Exercise inputs >>
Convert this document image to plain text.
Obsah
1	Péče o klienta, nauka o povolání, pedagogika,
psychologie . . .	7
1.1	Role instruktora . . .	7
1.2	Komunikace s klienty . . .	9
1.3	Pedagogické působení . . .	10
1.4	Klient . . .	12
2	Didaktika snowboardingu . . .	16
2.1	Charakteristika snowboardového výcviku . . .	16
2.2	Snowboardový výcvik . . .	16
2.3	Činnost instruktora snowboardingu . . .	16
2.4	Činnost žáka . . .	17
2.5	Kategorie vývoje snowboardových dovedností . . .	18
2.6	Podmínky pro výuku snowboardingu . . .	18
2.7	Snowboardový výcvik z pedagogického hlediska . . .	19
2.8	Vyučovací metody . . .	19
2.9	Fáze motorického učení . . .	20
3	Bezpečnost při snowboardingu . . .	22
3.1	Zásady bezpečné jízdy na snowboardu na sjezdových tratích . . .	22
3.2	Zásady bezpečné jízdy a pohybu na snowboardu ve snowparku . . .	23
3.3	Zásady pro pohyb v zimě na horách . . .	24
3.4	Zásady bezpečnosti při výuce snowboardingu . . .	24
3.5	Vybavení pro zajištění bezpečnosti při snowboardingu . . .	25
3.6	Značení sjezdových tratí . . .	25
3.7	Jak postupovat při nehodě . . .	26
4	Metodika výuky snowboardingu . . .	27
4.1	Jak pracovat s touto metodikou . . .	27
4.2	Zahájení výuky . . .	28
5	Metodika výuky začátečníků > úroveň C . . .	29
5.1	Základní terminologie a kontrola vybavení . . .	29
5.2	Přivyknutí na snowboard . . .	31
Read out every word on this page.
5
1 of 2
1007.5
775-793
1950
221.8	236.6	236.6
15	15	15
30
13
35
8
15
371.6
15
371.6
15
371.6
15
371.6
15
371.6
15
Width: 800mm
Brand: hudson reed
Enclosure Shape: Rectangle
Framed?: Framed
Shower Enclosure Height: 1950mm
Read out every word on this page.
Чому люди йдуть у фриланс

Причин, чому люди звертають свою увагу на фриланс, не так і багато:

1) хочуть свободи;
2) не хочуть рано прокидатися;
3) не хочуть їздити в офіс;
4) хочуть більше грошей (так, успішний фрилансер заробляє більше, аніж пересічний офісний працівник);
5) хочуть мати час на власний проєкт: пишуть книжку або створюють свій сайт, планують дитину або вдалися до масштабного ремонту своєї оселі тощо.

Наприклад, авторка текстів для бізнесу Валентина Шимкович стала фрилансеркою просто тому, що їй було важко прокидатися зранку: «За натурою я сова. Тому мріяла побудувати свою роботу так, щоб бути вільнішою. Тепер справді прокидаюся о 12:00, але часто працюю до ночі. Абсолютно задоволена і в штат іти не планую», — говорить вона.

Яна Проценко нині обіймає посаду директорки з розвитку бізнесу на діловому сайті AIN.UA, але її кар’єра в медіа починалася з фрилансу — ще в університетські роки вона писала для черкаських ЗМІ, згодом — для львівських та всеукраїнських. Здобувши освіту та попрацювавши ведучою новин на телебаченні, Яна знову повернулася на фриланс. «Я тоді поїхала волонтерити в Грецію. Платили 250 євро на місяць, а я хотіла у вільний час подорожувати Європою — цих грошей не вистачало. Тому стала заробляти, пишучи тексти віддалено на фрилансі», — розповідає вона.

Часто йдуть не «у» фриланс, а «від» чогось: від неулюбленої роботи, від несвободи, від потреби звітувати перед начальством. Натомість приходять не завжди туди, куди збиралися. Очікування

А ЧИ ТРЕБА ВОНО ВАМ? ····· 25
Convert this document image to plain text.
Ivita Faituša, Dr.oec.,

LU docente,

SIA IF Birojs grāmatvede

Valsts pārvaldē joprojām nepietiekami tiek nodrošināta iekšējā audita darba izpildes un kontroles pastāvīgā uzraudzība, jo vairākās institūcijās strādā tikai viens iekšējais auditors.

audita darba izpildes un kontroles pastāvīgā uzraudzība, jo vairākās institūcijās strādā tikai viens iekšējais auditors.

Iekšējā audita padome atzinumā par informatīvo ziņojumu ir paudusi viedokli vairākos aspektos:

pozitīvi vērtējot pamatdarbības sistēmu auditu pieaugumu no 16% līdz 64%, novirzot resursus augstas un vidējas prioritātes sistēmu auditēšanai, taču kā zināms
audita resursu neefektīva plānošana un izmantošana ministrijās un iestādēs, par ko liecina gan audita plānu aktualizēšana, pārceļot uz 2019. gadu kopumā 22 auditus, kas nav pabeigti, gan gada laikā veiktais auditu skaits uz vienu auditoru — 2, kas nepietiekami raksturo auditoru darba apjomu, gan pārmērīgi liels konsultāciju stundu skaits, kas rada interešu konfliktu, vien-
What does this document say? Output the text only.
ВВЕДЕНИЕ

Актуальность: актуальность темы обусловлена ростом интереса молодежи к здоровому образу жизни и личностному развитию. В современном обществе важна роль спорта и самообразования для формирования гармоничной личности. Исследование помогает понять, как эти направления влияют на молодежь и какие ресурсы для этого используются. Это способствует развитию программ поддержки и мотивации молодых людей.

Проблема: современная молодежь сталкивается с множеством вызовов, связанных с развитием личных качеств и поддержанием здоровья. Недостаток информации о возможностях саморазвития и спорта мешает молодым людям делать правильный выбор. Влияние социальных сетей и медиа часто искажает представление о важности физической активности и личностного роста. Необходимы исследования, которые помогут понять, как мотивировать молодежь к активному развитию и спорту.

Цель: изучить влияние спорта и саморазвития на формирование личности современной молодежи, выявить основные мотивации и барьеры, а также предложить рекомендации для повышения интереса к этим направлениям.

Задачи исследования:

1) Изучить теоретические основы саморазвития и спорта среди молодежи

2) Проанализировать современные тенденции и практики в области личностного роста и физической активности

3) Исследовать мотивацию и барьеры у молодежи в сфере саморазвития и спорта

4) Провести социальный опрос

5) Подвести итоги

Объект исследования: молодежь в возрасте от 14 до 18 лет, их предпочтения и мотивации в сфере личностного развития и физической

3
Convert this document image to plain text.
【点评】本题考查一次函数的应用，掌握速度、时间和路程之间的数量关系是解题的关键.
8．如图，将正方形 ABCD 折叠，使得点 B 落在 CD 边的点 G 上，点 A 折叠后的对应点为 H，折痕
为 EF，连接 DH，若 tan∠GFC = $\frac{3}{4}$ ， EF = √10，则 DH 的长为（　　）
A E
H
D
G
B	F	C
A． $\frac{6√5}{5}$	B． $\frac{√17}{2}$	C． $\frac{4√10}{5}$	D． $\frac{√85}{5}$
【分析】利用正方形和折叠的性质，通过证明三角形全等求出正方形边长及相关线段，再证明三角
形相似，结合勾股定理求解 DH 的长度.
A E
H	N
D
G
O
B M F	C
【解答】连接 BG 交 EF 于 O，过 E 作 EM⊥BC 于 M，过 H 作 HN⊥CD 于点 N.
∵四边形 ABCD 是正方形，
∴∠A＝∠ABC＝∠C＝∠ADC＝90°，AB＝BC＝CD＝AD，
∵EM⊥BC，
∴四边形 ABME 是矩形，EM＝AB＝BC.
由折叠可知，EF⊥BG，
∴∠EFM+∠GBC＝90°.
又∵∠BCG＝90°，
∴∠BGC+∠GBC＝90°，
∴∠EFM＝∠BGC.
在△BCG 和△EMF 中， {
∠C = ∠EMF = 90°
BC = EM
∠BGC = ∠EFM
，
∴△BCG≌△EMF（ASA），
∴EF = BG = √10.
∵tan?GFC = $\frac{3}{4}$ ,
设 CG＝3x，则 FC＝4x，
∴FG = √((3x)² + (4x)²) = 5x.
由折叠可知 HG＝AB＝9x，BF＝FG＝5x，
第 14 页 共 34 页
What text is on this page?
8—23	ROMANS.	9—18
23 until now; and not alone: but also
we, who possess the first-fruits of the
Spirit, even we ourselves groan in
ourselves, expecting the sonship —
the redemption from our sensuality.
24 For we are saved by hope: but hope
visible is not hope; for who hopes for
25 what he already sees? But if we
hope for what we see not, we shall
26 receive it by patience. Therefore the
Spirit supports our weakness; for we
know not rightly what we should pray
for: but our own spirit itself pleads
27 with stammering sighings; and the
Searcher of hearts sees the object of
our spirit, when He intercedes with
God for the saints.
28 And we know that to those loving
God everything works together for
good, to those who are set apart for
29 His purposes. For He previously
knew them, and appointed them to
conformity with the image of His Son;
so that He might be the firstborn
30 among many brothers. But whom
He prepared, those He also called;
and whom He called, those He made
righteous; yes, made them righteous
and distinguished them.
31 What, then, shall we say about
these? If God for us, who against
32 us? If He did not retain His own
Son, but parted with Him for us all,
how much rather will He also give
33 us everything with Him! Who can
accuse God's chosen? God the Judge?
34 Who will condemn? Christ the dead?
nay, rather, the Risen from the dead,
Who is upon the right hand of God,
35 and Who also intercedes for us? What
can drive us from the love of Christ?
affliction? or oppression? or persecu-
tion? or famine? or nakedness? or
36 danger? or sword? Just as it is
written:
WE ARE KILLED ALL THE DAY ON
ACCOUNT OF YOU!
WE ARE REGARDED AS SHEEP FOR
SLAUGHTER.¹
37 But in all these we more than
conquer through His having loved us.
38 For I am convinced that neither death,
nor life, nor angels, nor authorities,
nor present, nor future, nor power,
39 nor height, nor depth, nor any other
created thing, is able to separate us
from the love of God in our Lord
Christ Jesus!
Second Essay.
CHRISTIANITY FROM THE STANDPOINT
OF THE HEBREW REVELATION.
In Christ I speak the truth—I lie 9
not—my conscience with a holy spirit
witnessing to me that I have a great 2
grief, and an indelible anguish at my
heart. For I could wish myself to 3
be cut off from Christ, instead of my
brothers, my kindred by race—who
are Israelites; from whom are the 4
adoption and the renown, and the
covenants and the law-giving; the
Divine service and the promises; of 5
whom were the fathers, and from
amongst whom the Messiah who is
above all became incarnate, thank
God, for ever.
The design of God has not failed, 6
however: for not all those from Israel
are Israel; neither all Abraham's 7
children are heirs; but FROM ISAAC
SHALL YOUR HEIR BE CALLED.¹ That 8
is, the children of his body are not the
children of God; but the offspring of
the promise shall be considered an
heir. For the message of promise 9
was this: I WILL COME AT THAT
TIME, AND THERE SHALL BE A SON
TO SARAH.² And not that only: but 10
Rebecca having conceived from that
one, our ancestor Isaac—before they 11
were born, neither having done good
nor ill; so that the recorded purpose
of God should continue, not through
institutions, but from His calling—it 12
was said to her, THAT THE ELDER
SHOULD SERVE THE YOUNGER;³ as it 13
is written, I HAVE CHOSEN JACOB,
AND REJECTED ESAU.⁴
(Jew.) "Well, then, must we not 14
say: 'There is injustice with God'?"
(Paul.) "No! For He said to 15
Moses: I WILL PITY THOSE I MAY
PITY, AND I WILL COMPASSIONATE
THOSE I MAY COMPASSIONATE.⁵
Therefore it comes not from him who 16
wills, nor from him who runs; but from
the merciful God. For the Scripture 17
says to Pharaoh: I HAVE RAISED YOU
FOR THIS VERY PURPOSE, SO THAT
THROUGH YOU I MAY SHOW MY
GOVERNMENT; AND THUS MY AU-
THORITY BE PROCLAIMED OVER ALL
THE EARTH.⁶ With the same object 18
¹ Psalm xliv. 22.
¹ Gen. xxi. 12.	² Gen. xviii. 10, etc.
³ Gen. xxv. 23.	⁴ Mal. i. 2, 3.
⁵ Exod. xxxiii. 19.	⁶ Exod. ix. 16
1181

Objective >>
Search the lines above for the string "dead" and copy each line that has it.

Finished answer >>
34 Who will condemn? Christ the dead?
nay, rather, the Risen from the dead,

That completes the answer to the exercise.